- _To be done_
Copy every line of the records below that holds the word "name".

- _Recorded data_
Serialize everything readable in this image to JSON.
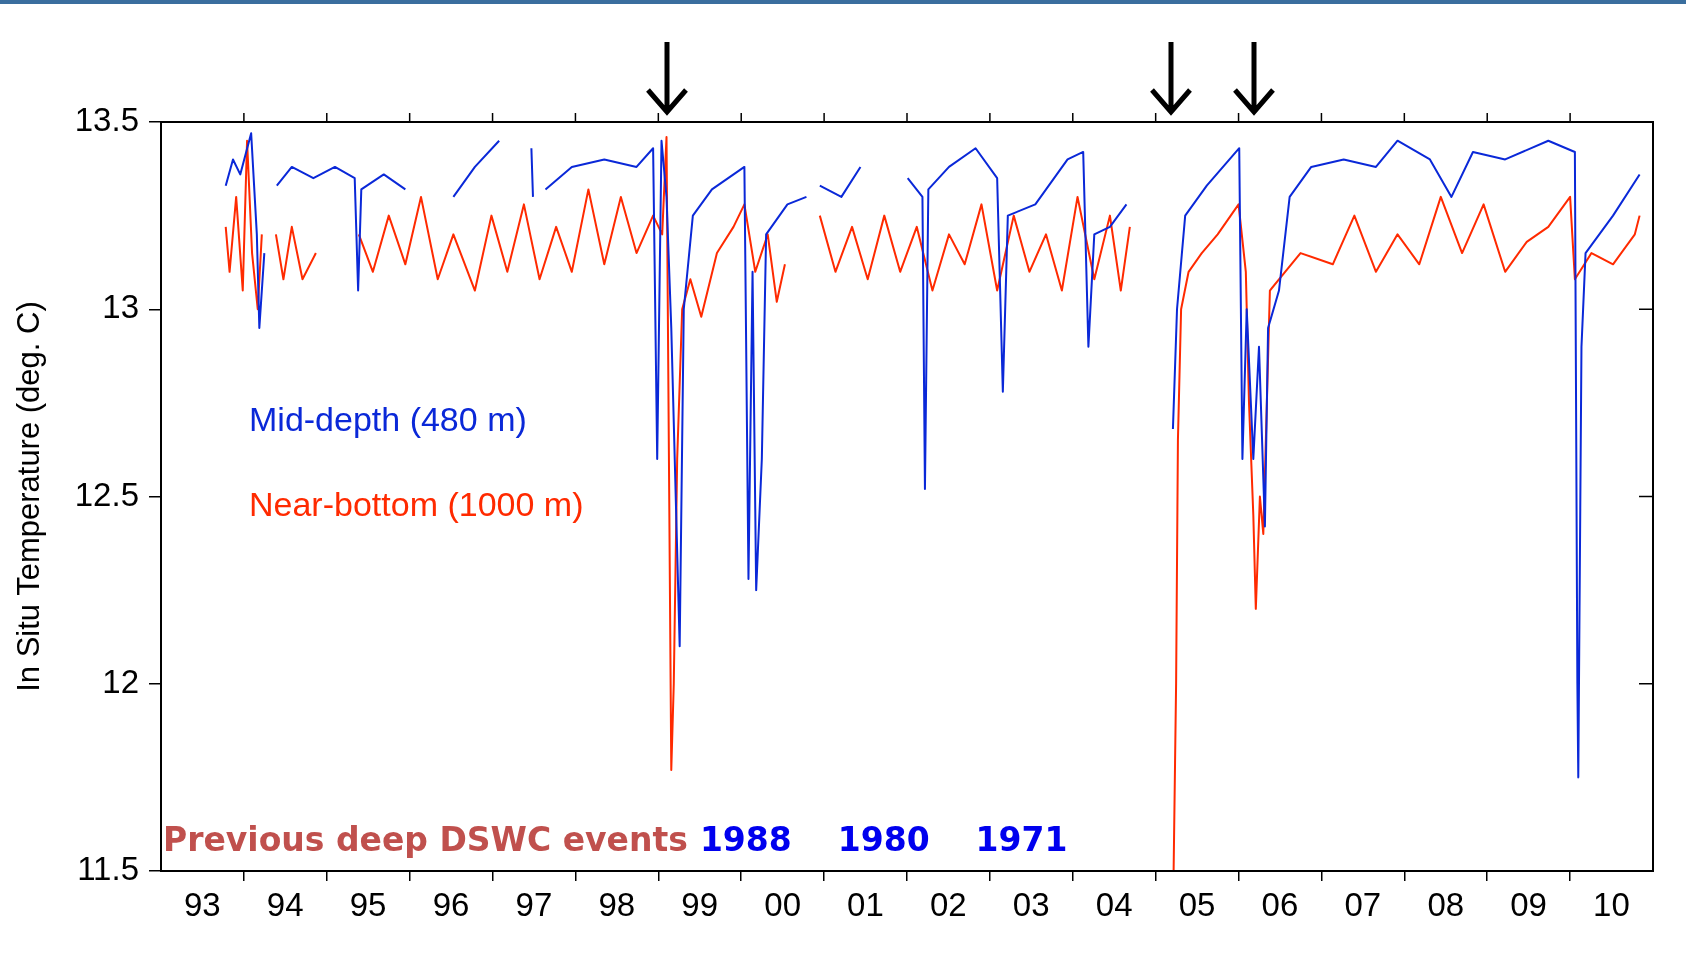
{
  "chart_data": {
    "type": "line",
    "ylabel": "In Situ Temperature (deg. C)",
    "legend": "left",
    "xlim": [
      "1993-01-01",
      "2011-01-01"
    ],
    "ylim": [
      11.5,
      13.5
    ],
    "yticks": [
      11.5,
      12,
      12.5,
      13,
      13.5
    ],
    "xticks": [
      {
        "value": "1993-07-02",
        "label": "93"
      },
      {
        "value": "1994",
        "label": null
      },
      {
        "value": "1994-07-02",
        "label": "94"
      },
      {
        "value": "1995",
        "label": null
      },
      {
        "value": "1995-07-02",
        "label": "95"
      },
      {
        "value": "1996",
        "label": null
      },
      {
        "value": "1996-07-02",
        "label": "96"
      },
      {
        "value": "1997",
        "label": null
      },
      {
        "value": "1997-07-02",
        "label": "97"
      },
      {
        "value": "1998",
        "label": null
      },
      {
        "value": "1998-07-02",
        "label": "98"
      },
      {
        "value": "1999",
        "label": null
      },
      {
        "value": "1999-07-02",
        "label": "99"
      },
      {
        "value": "2000",
        "label": null
      },
      {
        "value": "2000-07-02",
        "label": "00"
      },
      {
        "value": "2001",
        "label": null
      },
      {
        "value": "2001-07-02",
        "label": "01"
      },
      {
        "value": "2002",
        "label": null
      },
      {
        "value": "2002-07-02",
        "label": "02"
      },
      {
        "value": "2003",
        "label": null
      },
      {
        "value": "2003-07-02",
        "label": "03"
      },
      {
        "value": "2004",
        "label": null
      },
      {
        "value": "2004-07-02",
        "label": "04"
      },
      {
        "value": "2005",
        "label": null
      },
      {
        "value": "2005-07-02",
        "label": "05"
      },
      {
        "value": "2006",
        "label": null
      },
      {
        "value": "2006-07-02",
        "label": "06"
      },
      {
        "value": "2007",
        "label": null
      },
      {
        "value": "2007-07-02",
        "label": "07"
      },
      {
        "value": "2008",
        "label": null
      },
      {
        "value": "2008-07-02",
        "label": "08"
      },
      {
        "value": "2009",
        "label": null
      },
      {
        "value": "2009-07-02",
        "label": "09"
      },
      {
        "value": "2010",
        "label": null
      },
      {
        "value": "2010-07-02",
        "label": "10"
      }
    ],
    "annotations": [
      "Previous deep DSWC events",
      "1988",
      "1980",
      "1971"
    ],
    "series": [
      {
        "name": "Mid-depth (480 m)",
        "color": "#0a28d8",
        "x": [
          "1993-10-13",
          "1993-11-14",
          "1993-12-16",
          "1994-02-02",
          "1994-02-27",
          "1994-03-10",
          "1994-04-01",
          "1994-04-30",
          "1994-05-26",
          "1994-07-31",
          "1994-11-03",
          "1995-02-06",
          "1995-05-04",
          "1995-05-19",
          "1995-06-02",
          "1995-09-09",
          "1995-12-13",
          "1996-03-14",
          "1996-07-12",
          "1996-10-15",
          "1997-01-30",
          "1997-03-14",
          "1997-06-21",
          "1997-06-28",
          "1997-07-20",
          "1997-08-22",
          "1997-12-16",
          "1998-05-08",
          "1998-09-27",
          "1998-12-09",
          "1998-12-27",
          "1999-01-15",
          "1999-02-06",
          "1999-02-27",
          "1999-04-05",
          "1999-04-23",
          "1999-06-02",
          "1999-08-25",
          "2000-01-15",
          "2000-02-02",
          "2000-02-20",
          "2000-03-07",
          "2000-04-01",
          "2000-04-20",
          "2000-07-23",
          "2000-10-15",
          "2000-11-06",
          "2000-12-13",
          "2001-03-18",
          "2001-06-10",
          "2001-08-07",
          "2002-01-04",
          "2002-03-10",
          "2002-03-21",
          "2002-04-05",
          "2002-07-05",
          "2002-10-30",
          "2003-02-02",
          "2003-02-27",
          "2003-03-21",
          "2003-07-20",
          "2003-12-09",
          "2004-02-16",
          "2004-03-10",
          "2004-04-05",
          "2004-06-13",
          "2004-08-25",
          "2004-11-25",
          "2005-03-18",
          "2005-04-05",
          "2005-05-11",
          "2005-08-14",
          "2006-01-04",
          "2006-01-18",
          "2006-02-06",
          "2006-03-07",
          "2006-04-01",
          "2006-04-27",
          "2006-05-11",
          "2006-06-28",
          "2006-08-14",
          "2006-11-17",
          "2007-04-09",
          "2007-08-29",
          "2007-12-02",
          "2008-04-23",
          "2008-07-27",
          "2008-10-30",
          "2009-03-21",
          "2009-09-27",
          "2010-01-22",
          "2010-02-02",
          "2010-02-06",
          "2010-02-20",
          "2010-03-10",
          "2010-07-09",
          "2010-11-03"
        ],
        "values": [
          13.33,
          13.4,
          13.36,
          13.47,
          13.2,
          12.95,
          13.15,
          null,
          13.33,
          13.38,
          13.35,
          13.38,
          13.35,
          13.05,
          13.32,
          13.36,
          13.32,
          null,
          13.3,
          13.38,
          13.45,
          null,
          13.43,
          13.3,
          null,
          13.32,
          13.38,
          13.4,
          13.38,
          13.43,
          12.6,
          13.45,
          13.3,
          12.95,
          12.1,
          13.0,
          13.25,
          13.32,
          13.38,
          12.28,
          13.1,
          12.25,
          12.6,
          13.2,
          13.28,
          13.3,
          null,
          13.33,
          13.3,
          13.38,
          null,
          13.35,
          13.3,
          12.52,
          13.32,
          13.38,
          13.43,
          13.35,
          12.78,
          13.25,
          13.28,
          13.4,
          13.42,
          12.9,
          13.2,
          13.22,
          13.28,
          null,
          12.68,
          13.0,
          13.25,
          13.33,
          13.43,
          12.6,
          13.0,
          12.6,
          12.9,
          12.42,
          12.95,
          13.05,
          13.3,
          13.38,
          13.4,
          13.38,
          13.45,
          13.4,
          13.3,
          13.42,
          13.4,
          13.45,
          13.42,
          12.0,
          11.75,
          12.9,
          13.15,
          13.25,
          13.36
        ]
      },
      {
        "name": "Near-bottom (1000 m)",
        "color": "#ff2a00",
        "x": [
          "1993-10-13",
          "1993-10-30",
          "1993-11-28",
          "1993-12-27",
          "1994-01-15",
          "1994-02-06",
          "1994-03-03",
          "1994-03-21",
          "1994-04-20",
          "1994-05-22",
          "1994-06-24",
          "1994-07-31",
          "1994-09-16",
          "1994-11-14",
          "1995-03-14",
          "1995-05-22",
          "1995-07-23",
          "1995-10-01",
          "1995-12-13",
          "1996-02-20",
          "1996-05-04",
          "1996-07-12",
          "1996-10-15",
          "1996-12-27",
          "1997-03-07",
          "1997-05-19",
          "1997-07-27",
          "1997-10-08",
          "1997-12-16",
          "1998-02-27",
          "1998-05-08",
          "1998-07-20",
          "1998-09-27",
          "1998-12-09",
          "1999-01-18",
          "1999-02-06",
          "1999-02-27",
          "1999-03-10",
          "1999-03-25",
          "1999-04-16",
          "1999-05-22",
          "1999-07-09",
          "1999-09-16",
          "1999-11-28",
          "2000-01-15",
          "2000-03-03",
          "2000-04-27",
          "2000-06-06",
          "2000-07-12",
          "2000-09-12",
          "2000-12-13",
          "2001-02-20",
          "2001-05-04",
          "2001-07-12",
          "2001-09-23",
          "2001-12-02",
          "2002-02-13",
          "2002-04-23",
          "2002-07-05",
          "2002-09-12",
          "2002-11-25",
          "2003-02-02",
          "2003-04-16",
          "2003-06-24",
          "2003-09-05",
          "2003-11-14",
          "2004-01-22",
          "2004-04-05",
          "2004-06-13",
          "2004-07-31",
          "2004-09-09",
          "2004-11-25",
          "2005-03-21",
          "2005-04-01",
          "2005-04-09",
          "2005-04-23",
          "2005-05-26",
          "2005-07-23",
          "2005-10-01",
          "2006-01-01",
          "2006-02-02",
          "2006-02-16",
          "2006-03-07",
          "2006-03-18",
          "2006-04-05",
          "2006-04-20",
          "2006-05-19",
          "2006-06-28",
          "2006-10-01",
          "2007-02-20",
          "2007-05-26",
          "2007-08-29",
          "2007-12-02",
          "2008-03-07",
          "2008-06-10",
          "2008-09-12",
          "2008-12-16",
          "2009-03-21",
          "2009-06-24",
          "2009-09-27",
          "2010-01-01",
          "2010-01-22",
          "2010-04-05",
          "2010-07-09",
          "2010-10-13",
          "2010-11-03"
        ],
        "values": [
          13.22,
          13.1,
          13.3,
          13.05,
          13.45,
          13.15,
          13.0,
          13.2,
          null,
          13.2,
          13.08,
          13.22,
          13.08,
          13.15,
          null,
          13.2,
          13.1,
          13.25,
          13.12,
          13.3,
          13.08,
          13.2,
          13.05,
          13.25,
          13.1,
          13.28,
          13.08,
          13.22,
          13.1,
          13.32,
          13.12,
          13.3,
          13.15,
          13.25,
          13.2,
          13.46,
          11.77,
          12.0,
          12.6,
          13.0,
          13.08,
          12.98,
          13.15,
          13.22,
          13.28,
          13.1,
          13.2,
          13.02,
          13.12,
          null,
          13.25,
          13.1,
          13.22,
          13.08,
          13.25,
          13.1,
          13.22,
          13.05,
          13.2,
          13.12,
          13.28,
          13.05,
          13.25,
          13.1,
          13.2,
          13.05,
          13.3,
          13.08,
          13.25,
          13.05,
          13.22,
          null,
          11.5,
          12.0,
          12.65,
          13.0,
          13.1,
          13.15,
          13.2,
          13.28,
          13.1,
          12.75,
          12.45,
          12.2,
          12.5,
          12.4,
          13.05,
          13.08,
          13.15,
          13.12,
          13.25,
          13.1,
          13.2,
          13.12,
          13.3,
          13.15,
          13.28,
          13.1,
          13.18,
          13.22,
          13.3,
          13.08,
          13.15,
          13.12,
          13.2,
          13.25
        ]
      }
    ]
  }
}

- _Response to the task_
        "name": "Mid-depth (480 m)",
        "name": "Near-bottom (1000 m)",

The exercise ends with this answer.